**Selected passage**
--- START ---
The goat is not able to digest the cell walls of plants as well as the cow because feed stays in their gastrointestinal tract for a shorter time period. A distinction as to what is meant by “poor quality roughage” is necessary in order to make decisions concerning which animal can best utilize a particular forage. Trees and shrubs, which represent poor quality roughage sources for cattle, because of their highly lignified stems and bitter taste, may be adequate in quality for goats. Goats will avoid eating the stems, but don't mind the taste and will benefit from the relatively high levels of protein and cell solubles in the leaves of these plants. On the other hand, straw, which is of poor quality due to high cell wall and low protein, can be used by cattle but will not provide maintenance needs for goats because goats utilize the cell wall even less than cattle.
--- END ---
**Extracted material**
--- START ---
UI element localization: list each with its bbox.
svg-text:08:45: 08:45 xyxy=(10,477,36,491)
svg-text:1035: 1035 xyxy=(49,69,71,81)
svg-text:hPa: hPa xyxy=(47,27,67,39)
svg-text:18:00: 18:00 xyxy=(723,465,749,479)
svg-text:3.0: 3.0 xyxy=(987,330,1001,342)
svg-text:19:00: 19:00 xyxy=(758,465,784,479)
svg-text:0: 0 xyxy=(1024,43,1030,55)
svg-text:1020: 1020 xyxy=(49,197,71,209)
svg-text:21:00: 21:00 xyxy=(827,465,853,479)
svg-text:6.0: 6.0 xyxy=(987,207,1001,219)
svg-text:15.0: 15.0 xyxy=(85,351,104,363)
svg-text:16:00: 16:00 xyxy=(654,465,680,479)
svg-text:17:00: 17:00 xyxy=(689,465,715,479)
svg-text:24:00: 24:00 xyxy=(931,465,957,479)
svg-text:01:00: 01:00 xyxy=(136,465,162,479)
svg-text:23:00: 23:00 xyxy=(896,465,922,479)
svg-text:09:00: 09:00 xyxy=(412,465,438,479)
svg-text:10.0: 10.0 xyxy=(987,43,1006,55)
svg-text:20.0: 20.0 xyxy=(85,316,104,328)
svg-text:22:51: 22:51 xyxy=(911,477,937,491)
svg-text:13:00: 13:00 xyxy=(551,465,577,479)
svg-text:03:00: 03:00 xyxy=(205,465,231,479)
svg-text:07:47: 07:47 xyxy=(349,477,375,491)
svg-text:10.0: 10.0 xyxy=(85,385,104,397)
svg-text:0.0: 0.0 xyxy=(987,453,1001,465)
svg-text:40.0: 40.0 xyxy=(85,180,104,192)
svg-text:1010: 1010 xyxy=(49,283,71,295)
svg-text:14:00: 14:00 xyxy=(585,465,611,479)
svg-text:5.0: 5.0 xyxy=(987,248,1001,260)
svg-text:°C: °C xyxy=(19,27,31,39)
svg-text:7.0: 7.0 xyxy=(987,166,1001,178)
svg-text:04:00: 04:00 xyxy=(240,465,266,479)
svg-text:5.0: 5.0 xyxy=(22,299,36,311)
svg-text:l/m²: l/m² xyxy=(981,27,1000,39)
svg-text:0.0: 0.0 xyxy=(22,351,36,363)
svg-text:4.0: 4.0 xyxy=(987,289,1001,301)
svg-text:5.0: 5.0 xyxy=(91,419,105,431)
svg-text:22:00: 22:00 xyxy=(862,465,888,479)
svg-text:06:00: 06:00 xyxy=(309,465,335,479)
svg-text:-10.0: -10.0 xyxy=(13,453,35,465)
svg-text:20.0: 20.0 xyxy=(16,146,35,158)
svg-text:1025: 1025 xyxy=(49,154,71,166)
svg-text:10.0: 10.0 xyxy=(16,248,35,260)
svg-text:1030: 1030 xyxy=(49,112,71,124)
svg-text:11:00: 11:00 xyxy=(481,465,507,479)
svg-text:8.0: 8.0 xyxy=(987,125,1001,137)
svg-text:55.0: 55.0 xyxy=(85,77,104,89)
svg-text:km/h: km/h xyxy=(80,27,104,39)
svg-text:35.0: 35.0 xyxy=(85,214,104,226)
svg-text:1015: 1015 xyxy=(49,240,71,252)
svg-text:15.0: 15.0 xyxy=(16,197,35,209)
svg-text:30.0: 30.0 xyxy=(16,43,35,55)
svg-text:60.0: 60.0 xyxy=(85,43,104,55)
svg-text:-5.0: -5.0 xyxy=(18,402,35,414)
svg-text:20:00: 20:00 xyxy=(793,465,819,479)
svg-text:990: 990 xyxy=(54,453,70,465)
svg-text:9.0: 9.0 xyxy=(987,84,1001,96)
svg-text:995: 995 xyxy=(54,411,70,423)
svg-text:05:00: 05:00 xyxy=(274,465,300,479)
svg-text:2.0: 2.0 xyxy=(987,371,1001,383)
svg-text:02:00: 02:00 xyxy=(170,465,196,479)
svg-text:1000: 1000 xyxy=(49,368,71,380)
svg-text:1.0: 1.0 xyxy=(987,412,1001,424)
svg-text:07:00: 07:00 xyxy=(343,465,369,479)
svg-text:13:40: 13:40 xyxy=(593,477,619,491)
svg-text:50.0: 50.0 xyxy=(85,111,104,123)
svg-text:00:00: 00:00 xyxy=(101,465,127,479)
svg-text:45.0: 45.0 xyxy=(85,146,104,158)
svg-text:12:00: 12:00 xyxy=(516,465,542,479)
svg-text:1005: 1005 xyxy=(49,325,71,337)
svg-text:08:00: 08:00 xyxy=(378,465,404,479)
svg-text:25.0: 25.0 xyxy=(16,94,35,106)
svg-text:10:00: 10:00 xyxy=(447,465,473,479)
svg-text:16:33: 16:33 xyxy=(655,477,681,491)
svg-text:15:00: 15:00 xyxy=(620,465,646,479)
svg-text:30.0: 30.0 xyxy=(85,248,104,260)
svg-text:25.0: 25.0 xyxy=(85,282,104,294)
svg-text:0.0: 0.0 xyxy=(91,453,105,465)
--- END ---
**Task instructions**
Retype the full passage on how goats and cattle use poor-quality roughage. The records come from a separate source.

**Result of the task**
The goat is not able to digest the cell walls of plants as well as the cow because feed stays in their gastrointestinal tract for a shorter time period. A distinction as to what is meant by “poor quality roughage” is necessary in order to make decisions concerning which animal can best utilize a particular forage. Trees and shrubs, which represent poor quality roughage sources for cattle, because of their highly lignified stems and bitter taste, may be adequate in quality for goats. Goats will avoid eating the stems, but don't mind the taste and will benefit from the relatively high levels of protein and cell solubles in the leaves of these plants. On the other hand, straw, which is of poor quality due to high cell wall and low protein, can be used by cattle but will not provide maintenance needs for goats because goats utilize the cell wall even less than cattle.